▶ **Given instruction**
Nothing in the records may be left out or altered; reproduce them all exactly.

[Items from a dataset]

%%

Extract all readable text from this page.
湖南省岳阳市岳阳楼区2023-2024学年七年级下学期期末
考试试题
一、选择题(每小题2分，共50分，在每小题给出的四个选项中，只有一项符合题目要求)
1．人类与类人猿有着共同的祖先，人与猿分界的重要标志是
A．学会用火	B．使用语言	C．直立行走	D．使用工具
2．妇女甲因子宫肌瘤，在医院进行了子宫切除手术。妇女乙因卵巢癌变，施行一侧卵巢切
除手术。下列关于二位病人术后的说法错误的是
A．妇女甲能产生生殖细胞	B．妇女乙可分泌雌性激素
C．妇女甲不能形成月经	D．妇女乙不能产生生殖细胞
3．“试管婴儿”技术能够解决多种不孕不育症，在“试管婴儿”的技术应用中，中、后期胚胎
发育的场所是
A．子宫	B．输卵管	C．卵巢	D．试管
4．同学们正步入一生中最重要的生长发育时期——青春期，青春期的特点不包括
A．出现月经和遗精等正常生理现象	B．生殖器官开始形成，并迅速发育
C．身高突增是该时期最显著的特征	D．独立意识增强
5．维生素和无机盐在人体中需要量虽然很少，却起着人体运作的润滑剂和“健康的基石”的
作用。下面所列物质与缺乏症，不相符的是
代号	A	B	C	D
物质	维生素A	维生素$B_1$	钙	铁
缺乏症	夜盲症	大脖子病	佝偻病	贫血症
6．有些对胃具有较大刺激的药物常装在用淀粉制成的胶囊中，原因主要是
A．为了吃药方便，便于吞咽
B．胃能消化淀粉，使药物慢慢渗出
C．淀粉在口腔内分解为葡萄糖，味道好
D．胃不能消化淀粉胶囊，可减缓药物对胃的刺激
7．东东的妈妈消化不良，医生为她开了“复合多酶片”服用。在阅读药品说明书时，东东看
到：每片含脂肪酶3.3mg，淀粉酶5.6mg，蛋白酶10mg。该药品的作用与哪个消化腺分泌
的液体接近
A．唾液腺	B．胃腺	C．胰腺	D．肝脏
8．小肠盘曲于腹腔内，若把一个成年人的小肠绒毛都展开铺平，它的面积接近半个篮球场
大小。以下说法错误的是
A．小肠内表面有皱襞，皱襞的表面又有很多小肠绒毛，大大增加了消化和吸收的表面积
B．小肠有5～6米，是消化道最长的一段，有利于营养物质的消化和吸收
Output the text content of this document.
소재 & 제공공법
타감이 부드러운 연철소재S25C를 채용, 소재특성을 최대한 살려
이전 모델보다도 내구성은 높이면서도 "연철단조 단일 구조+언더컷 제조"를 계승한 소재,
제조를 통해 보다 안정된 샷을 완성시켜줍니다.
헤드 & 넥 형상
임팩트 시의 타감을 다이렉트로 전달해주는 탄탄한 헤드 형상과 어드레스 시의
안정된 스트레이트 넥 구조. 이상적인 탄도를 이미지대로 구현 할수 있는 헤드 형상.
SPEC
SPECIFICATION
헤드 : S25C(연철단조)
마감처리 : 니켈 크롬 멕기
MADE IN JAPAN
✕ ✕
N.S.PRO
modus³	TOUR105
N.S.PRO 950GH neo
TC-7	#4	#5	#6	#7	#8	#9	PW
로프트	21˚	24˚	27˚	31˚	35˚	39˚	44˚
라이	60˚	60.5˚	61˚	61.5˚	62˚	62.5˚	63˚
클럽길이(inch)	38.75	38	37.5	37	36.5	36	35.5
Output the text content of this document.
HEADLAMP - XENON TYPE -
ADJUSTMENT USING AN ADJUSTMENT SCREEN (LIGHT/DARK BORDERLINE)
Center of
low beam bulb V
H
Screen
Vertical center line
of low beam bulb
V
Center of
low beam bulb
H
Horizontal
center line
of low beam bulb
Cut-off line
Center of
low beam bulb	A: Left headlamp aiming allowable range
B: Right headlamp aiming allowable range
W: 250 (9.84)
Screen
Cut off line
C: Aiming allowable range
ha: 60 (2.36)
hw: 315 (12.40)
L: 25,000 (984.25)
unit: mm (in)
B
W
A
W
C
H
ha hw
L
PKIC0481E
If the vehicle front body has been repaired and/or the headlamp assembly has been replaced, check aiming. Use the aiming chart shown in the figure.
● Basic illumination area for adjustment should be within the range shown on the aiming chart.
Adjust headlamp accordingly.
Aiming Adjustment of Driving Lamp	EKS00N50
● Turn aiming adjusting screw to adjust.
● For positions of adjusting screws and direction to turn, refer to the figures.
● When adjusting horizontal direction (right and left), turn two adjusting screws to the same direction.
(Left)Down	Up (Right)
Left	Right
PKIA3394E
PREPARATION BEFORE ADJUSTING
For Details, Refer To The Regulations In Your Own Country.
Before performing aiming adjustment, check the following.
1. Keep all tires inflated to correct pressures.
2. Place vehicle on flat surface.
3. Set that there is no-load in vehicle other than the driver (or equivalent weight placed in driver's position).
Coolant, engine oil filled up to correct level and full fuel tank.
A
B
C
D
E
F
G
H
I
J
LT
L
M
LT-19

%%

▶ **Solution for this exercise**
Extract all readable text from this page.
湖南省岳阳市岳阳楼区2023-2024学年七年级下学期期末
考试试题
一、选择题(每小题2分，共50分，在每小题给出的四个选项中，只有一项符合题目要求)
1．人类与类人猿有着共同的祖先，人与猿分界的重要标志是
A．学会用火	B．使用语言	C．直立行走	D．使用工具
2．妇女甲因子宫肌瘤，在医院进行了子宫切除手术。妇女乙因卵巢癌变，施行一侧卵巢切
除手术。下列关于二位病人术后的说法错误的是
A．妇女甲能产生生殖细胞	B．妇女乙可分泌雌性激素
C．妇女甲不能形成月经	D．妇女乙不能产生生殖细胞
3．“试管婴儿”技术能够解决多种不孕不育症，在“试管婴儿”的技术应用中，中、后期胚胎
发育的场所是
A．子宫	B．输卵管	C．卵巢	D．试管
4．同学们正步入一生中最重要的生长发育时期——青春期，青春期的特点不包括
A．出现月经和遗精等正常生理现象	B．生殖器官开始形成，并迅速发育
C．身高突增是该时期最显著的特征	D．独立意识增强
5．维生素和无机盐在人体中需要量虽然很少，却起着人体运作的润滑剂和“健康的基石”的
作用。下面所列物质与缺乏症，不相符的是
代号	A	B	C	D
物质	维生素A	维生素$B_1$	钙	铁
缺乏症	夜盲症	大脖子病	佝偻病	贫血症
6．有些对胃具有较大刺激的药物常装在用淀粉制成的胶囊中，原因主要是
A．为了吃药方便，便于吞咽
B．胃能消化淀粉，使药物慢慢渗出
C．淀粉在口腔内分解为葡萄糖，味道好
D．胃不能消化淀粉胶囊，可减缓药物对胃的刺激
7．东东的妈妈消化不良，医生为她开了“复合多酶片”服用。在阅读药品说明书时，东东看
到：每片含脂肪酶3.3mg，淀粉酶5.6mg，蛋白酶10mg。该药品的作用与哪个消化腺分泌
的液体接近
A．唾液腺	B．胃腺	C．胰腺	D．肝脏
8．小肠盘曲于腹腔内，若把一个成年人的小肠绒毛都展开铺平，它的面积接近半个篮球场
大小。以下说法错误的是
A．小肠内表面有皱襞，皱襞的表面又有很多小肠绒毛，大大增加了消化和吸收的表面积
B．小肠有5～6米，是消化道最长的一段，有利于营养物质的消化和吸收
Output the text content of this document.
소재 & 제공공법
타감이 부드러운 연철소재S25C를 채용, 소재특성을 최대한 살려
이전 모델보다도 내구성은 높이면서도 "연철단조 단일 구조+언더컷 제조"를 계승한 소재,
제조를 통해 보다 안정된 샷을 완성시켜줍니다.
헤드 & 넥 형상
임팩트 시의 타감을 다이렉트로 전달해주는 탄탄한 헤드 형상과 어드레스 시의
안정된 스트레이트 넥 구조. 이상적인 탄도를 이미지대로 구현 할수 있는 헤드 형상.
SPEC
SPECIFICATION
헤드 : S25C(연철단조)
마감처리 : 니켈 크롬 멕기
MADE IN JAPAN
✕ ✕
N.S.PRO
modus³	TOUR105
N.S.PRO 950GH neo
TC-7	#4	#5	#6	#7	#8	#9	PW
로프트	21˚	24˚	27˚	31˚	35˚	39˚	44˚
라이	60˚	60.5˚	61˚	61.5˚	62˚	62.5˚	63˚
클럽길이(inch)	38.75	38	37.5	37	36.5	36	35.5
Output the text content of this document.
HEADLAMP - XENON TYPE -
ADJUSTMENT USING AN ADJUSTMENT SCREEN (LIGHT/DARK BORDERLINE)
Center of
low beam bulb V
H
Screen
Vertical center line
of low beam bulb
V
Center of
low beam bulb
H
Horizontal
center line
of low beam bulb
Cut-off line
Center of
low beam bulb	A: Left headlamp aiming allowable range
B: Right headlamp aiming allowable range
W: 250 (9.84)
Screen
Cut off line
C: Aiming allowable range
ha: 60 (2.36)
hw: 315 (12.40)
L: 25,000 (984.25)
unit: mm (in)
B
W
A
W
C
H
ha hw
L
PKIC0481E
If the vehicle front body has been repaired and/or the headlamp assembly has been replaced, check aiming. Use the aiming chart shown in the figure.
● Basic illumination area for adjustment should be within the range shown on the aiming chart.
Adjust headlamp accordingly.
Aiming Adjustment of Driving Lamp	EKS00N50
● Turn aiming adjusting screw to adjust.
● For positions of adjusting screws and direction to turn, refer to the figures.
● When adjusting horizontal direction (right and left), turn two adjusting screws to the same direction.
(Left)Down	Up (Right)
Left	Right
PKIA3394E
PREPARATION BEFORE ADJUSTING
For Details, Refer To The Regulations In Your Own Country.
Before performing aiming adjustment, check the following.
1. Keep all tires inflated to correct pressures.
2. Place vehicle on flat surface.
3. Set that there is no-load in vehicle other than the driver (or equivalent weight placed in driver's position).
Coolant, engine oil filled up to correct level and full fuel tank.
A
B
C
D
E
F
G
H
I
J
LT
L
M
LT-19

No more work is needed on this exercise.